- EXCERPTED TEXT
^^^^^^^^

Cryptic binding sites in protein-ligand complexes

• Binding site is a region on a macromolecule such as a protein that binds to another molecule with specificity. Some pockets or concave site can already exist in a ligand-free structure of a protein.
• Sometimes, a binding site is flat in the absence of a ligand and only forms in the presence of a ligand (i.e., induced fit) or only opens transiently for short periods of time (i.e., conformational selection); such binding sites are called cryptic sites.
• Cryptic pockets: not easily detectable in the APO state, requires conformational changes to become apparent, and requires a ligand to be detected. These sites can be important for drug discovery because they can provide previously undescribed pockets and thus enable targeting of proteins that would otherwise be considered undruggable.
• Conventional approaches for cryptic site discovery: experimentally by fragment-based ligand discovery and computationally by long molecular dynamics simulations, fragment docking, identifications of small molecule binding hot-spots. Limitations: time consuming, expensive and not always successful.

^^^^^^^^

- INFORMATION GIVEN
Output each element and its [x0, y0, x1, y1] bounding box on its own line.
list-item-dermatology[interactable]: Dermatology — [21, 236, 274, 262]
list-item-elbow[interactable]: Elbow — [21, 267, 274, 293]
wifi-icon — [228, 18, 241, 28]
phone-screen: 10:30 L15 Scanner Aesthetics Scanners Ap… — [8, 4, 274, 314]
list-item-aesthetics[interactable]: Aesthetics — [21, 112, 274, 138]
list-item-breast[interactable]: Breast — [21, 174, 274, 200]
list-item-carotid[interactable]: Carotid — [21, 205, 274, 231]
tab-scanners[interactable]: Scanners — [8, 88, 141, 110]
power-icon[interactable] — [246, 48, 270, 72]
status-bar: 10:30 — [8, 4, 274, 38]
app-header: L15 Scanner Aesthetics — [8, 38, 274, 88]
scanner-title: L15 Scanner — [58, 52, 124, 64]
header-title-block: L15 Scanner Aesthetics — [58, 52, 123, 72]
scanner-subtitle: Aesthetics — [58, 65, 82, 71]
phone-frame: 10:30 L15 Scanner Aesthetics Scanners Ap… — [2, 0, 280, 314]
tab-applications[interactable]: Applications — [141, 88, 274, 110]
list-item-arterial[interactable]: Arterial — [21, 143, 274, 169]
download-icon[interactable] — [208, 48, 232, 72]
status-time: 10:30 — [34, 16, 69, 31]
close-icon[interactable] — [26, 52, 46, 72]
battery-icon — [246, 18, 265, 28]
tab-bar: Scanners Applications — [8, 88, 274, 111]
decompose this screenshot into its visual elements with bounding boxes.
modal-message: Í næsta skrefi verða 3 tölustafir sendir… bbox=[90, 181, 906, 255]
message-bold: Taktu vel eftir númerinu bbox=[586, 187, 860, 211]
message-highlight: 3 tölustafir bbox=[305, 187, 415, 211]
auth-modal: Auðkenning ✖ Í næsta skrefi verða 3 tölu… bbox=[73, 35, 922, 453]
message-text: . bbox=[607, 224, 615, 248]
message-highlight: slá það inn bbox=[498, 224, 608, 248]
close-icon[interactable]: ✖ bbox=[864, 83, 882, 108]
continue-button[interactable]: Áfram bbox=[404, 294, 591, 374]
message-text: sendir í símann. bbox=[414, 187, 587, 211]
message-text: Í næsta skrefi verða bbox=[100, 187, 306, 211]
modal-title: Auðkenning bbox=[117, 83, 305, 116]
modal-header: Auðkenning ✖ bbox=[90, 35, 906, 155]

^^^^^^^^

- TO DO
[1] Decide whether each statement below agrees with the notes on cryptic binding sites, which come before the listing. Answer yes or no for each, and quote the words of the notes that settle it.
(a) Cryptic pockets are easily detectable in the APO state.
(b) A binding site that only opens transiently for short periods of time is linked to conformational selection.
(c) Conventional approaches to cryptic site discovery are always successful.
[2] Reproduce the notes on cryptic binding sites, which come before the listing, word for word from "Cryptic binding sites" to "be considered undruggable.".
[3] Write the next part of the notes on cryptic binding sites, which come before the listing, starting after their final bullet.

- TASK-BY-TASK ANSWERS
[1]
(a) No: "not easily detectable in the APO state"
(b) Yes: "only opens transiently for short periods of time (i.e., conformational selection)"
(c) No: "time consuming, expensive and not always successful"

[2]
Cryptic binding sites in protein-ligand complexes

• Binding site is a region on a macromolecule such as a protein that binds to another molecule with specificity. Some pockets or concave site can already exist in a ligand-free structure of a protein.
• Sometimes, a binding site is flat in the absence of a ligand and only forms in the presence of a ligand (i.e., induced fit) or only opens transiently for short periods of time (i.e., conformational selection); such binding sites are called cryptic sites.
• Cryptic pockets: not easily detectable in the APO state, requires conformational changes to become apparent, and requires a ligand to be detected. These sites can be important for drug discovery because they can provide previously undescribed pockets and thus enable targeting of proteins that would otherwise be considered undruggable.

[3]
• Therefore, there is a need for an accurate, automated, and efficient method to predict the location of cryptic pockets in a given ligand-free protein structure. 
• Advantages for detection of cryptic sites: a cryptic site may be the only suitable binding site on the target protein; for example, when activation is required and thus the active site cannot be targeted, or active site ligands need to be avoided due to adverse off-target effects.
• To address a number of questions: what are the sequence, structure, and dynamics attributes of a cryptic site, especially in comparison to binding pockets? Can they be accurately, automatically, and efficiently predicted? How common are cryptic sites? Are they common enough to significantly expand the druggable proteome? Can we predict cryptic sites in specific proteins of clinical significance?  For this Cryptosite was developed.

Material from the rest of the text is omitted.